** The request **
Reproduce verbatim the portion of the passage on the Rachmaninoff piano competition below, from "The Moscow Radio Symphony will" up to and including "before the competition.".

Recent California state budget cuts, the rocky stock market and a dearth of major corporate grants caused festival organizers to adjust downward. As a result, many of the “festival” aspects of the event have been eliminated, including a multi-city tour of the winners and an April 1 concert at the Kodak Theatre featuring the Moscow Radio Symphony.

The Moscow Radio Symphony will accompany the pianists in the Rachmaninoff round of the finals competition; they will perform Beethoven with the Pasadena Symphony. Along with the grand prize, second and third prizes of $20,000 and $15,000 respectively will be awarded, as well as $5000 to the remaining three finalists, and $2500 each to the six semifinalists who don’t make the final rounds.

Yoder calls the procedure for the Rachmaninoff Competition superior to that of most piano competitions. For one thing, no judge may have been a teacher to any competitor for three years before the competition.

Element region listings
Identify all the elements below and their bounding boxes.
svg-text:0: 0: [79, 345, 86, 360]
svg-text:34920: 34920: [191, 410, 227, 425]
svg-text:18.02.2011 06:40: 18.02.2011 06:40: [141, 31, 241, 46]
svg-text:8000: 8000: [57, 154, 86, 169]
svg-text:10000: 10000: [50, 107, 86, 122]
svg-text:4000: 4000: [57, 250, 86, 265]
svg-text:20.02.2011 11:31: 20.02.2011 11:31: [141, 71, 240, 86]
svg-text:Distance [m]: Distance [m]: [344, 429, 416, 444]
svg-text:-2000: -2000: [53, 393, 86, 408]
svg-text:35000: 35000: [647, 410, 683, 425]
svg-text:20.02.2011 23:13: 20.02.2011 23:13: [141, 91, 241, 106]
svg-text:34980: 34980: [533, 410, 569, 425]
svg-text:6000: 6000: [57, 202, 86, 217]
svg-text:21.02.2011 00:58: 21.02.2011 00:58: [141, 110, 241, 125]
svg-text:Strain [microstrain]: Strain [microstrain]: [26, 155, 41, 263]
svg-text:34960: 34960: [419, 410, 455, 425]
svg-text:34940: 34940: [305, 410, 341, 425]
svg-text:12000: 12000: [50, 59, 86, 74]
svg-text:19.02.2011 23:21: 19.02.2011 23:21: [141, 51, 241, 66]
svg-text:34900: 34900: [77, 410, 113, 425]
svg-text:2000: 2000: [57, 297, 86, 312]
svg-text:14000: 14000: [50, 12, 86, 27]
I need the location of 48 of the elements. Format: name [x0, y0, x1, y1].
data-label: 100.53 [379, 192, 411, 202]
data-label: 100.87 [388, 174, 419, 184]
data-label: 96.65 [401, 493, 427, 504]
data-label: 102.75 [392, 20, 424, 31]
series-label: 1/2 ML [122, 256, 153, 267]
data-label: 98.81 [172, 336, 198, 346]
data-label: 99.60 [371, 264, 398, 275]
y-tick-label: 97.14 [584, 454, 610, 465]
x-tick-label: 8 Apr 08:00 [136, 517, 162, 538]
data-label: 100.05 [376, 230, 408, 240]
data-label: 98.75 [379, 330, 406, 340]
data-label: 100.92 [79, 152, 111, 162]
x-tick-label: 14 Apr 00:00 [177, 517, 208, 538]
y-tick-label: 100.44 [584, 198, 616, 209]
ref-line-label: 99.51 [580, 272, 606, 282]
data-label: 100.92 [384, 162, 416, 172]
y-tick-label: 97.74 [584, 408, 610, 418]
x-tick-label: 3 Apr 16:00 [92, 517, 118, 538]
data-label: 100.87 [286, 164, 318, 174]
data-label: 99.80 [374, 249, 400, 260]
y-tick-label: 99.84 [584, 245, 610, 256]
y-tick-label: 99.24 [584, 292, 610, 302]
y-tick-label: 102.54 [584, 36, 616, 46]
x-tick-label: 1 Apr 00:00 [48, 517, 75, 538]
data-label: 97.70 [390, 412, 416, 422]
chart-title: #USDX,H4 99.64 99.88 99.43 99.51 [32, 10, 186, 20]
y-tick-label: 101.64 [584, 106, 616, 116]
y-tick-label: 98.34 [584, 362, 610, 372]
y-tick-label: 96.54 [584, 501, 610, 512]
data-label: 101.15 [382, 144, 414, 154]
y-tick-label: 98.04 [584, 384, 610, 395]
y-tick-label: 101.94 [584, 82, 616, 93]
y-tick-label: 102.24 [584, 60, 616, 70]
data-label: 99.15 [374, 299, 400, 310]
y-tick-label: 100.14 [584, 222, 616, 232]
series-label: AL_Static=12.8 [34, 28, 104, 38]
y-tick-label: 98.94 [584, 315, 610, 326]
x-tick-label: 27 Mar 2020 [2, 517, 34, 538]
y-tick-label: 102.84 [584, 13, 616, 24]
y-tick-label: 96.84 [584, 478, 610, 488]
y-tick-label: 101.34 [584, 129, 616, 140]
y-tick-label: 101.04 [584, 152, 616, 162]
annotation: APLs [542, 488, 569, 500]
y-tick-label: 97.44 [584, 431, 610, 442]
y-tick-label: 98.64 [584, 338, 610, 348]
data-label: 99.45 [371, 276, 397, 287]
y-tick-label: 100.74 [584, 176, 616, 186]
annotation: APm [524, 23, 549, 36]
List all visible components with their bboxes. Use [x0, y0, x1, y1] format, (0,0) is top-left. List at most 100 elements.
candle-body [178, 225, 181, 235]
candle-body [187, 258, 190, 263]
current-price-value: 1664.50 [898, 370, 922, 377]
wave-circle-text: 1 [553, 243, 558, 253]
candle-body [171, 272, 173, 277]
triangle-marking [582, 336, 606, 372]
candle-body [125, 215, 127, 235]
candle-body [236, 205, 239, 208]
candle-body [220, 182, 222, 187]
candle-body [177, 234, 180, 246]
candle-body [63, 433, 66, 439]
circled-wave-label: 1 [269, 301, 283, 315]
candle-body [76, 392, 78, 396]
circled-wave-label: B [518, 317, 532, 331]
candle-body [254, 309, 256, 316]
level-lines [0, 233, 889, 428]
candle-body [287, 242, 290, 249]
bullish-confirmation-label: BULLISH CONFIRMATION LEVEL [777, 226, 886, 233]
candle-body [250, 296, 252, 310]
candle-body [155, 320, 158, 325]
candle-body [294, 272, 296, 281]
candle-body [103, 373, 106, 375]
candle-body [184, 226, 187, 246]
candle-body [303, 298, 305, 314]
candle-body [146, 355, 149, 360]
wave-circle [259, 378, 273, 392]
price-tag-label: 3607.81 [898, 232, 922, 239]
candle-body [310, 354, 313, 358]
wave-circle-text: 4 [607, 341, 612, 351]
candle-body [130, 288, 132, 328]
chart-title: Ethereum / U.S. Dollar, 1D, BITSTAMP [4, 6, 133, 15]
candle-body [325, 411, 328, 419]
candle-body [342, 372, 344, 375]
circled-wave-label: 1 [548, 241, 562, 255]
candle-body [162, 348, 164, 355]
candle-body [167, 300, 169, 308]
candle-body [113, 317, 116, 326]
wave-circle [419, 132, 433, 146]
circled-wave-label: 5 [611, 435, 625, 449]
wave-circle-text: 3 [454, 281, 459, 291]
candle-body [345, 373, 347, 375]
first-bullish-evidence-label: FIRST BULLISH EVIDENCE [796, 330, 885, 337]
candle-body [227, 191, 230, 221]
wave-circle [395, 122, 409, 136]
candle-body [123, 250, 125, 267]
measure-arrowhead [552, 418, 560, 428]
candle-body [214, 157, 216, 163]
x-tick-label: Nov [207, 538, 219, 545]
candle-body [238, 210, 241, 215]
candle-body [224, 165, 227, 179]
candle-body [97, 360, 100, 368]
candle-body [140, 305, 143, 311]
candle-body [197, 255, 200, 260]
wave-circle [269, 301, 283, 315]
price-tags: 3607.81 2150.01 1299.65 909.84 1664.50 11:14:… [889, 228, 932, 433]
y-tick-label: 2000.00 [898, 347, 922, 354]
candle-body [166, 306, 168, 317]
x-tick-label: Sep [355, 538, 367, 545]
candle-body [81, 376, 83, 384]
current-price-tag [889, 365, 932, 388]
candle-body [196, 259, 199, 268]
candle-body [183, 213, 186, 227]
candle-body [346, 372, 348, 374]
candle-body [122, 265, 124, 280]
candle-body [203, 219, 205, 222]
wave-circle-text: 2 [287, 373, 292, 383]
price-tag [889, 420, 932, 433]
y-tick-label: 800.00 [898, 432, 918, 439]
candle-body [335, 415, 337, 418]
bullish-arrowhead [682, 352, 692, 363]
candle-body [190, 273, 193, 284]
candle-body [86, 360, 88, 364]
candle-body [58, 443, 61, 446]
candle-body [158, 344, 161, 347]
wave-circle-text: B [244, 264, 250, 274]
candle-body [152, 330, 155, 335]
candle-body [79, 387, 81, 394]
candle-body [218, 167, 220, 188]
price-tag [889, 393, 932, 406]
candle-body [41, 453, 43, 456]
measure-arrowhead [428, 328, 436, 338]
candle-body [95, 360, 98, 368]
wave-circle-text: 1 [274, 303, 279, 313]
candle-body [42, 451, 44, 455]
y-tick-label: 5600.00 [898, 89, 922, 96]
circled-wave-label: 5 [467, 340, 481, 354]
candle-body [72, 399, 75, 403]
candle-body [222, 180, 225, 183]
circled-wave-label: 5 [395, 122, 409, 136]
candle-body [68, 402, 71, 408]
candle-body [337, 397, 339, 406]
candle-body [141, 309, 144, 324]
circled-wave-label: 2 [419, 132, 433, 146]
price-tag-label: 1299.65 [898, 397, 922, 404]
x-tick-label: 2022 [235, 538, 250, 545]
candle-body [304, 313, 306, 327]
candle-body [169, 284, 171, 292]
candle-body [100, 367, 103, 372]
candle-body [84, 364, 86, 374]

** Full response **
The Moscow Radio Symphony will accompany the pianists in the Rachmaninoff round of the finals competition; they will perform Beethoven with the Pasadena Symphony. Along with the grand prize, second and third prizes of $20,000 and $15,000 respectively will be awarded, as well as $5000 to the remaining three finalists, and $2500 each to the six semifinalists who don’t make the final rounds.

Yoder calls the procedure for the Rachmaninoff Competition superior to that of most piano competitions. For one thing, no judge may have been a teacher to any competitor for three years before the competition.